TASK INSTRUCTIONS:
Reproduce the entire listing below line for line, leaving every character unchanged.

Spatial layout entries:
- - -
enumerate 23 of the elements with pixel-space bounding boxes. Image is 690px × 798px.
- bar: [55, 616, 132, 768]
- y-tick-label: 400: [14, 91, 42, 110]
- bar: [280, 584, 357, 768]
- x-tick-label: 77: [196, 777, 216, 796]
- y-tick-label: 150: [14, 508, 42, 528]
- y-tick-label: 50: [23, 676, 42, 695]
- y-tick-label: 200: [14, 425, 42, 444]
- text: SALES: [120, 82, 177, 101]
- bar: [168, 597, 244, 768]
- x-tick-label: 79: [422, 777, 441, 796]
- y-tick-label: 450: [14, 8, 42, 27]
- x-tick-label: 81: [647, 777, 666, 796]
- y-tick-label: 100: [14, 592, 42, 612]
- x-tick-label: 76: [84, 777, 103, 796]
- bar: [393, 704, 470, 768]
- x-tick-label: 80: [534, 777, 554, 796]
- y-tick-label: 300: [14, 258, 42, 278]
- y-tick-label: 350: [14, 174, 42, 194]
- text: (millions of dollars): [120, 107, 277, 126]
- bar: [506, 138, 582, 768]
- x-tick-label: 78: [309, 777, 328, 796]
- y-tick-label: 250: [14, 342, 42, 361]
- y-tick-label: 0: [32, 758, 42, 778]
- - -
TASK SOLUTION:
enumerate 23 of the elements with pixel-space bounding boxes. Image is 690px × 798px.
- bar: [55, 616, 132, 768]
- y-tick-label: 400: [14, 91, 42, 110]
- bar: [280, 584, 357, 768]
- x-tick-label: 77: [196, 777, 216, 796]
- y-tick-label: 150: [14, 508, 42, 528]
- y-tick-label: 50: [23, 676, 42, 695]
- y-tick-label: 200: [14, 425, 42, 444]
- text: SALES: [120, 82, 177, 101]
- bar: [168, 597, 244, 768]
- x-tick-label: 79: [422, 777, 441, 796]
- y-tick-label: 450: [14, 8, 42, 27]
- x-tick-label: 81: [647, 777, 666, 796]
- y-tick-label: 100: [14, 592, 42, 612]
- x-tick-label: 76: [84, 777, 103, 796]
- bar: [393, 704, 470, 768]
- x-tick-label: 80: [534, 777, 554, 796]
- y-tick-label: 300: [14, 258, 42, 278]
- y-tick-label: 350: [14, 174, 42, 194]
- text: (millions of dollars): [120, 107, 277, 126]
- bar: [506, 138, 582, 768]
- x-tick-label: 78: [309, 777, 328, 796]
- y-tick-label: 250: [14, 342, 42, 361]
- y-tick-label: 0: [32, 758, 42, 778]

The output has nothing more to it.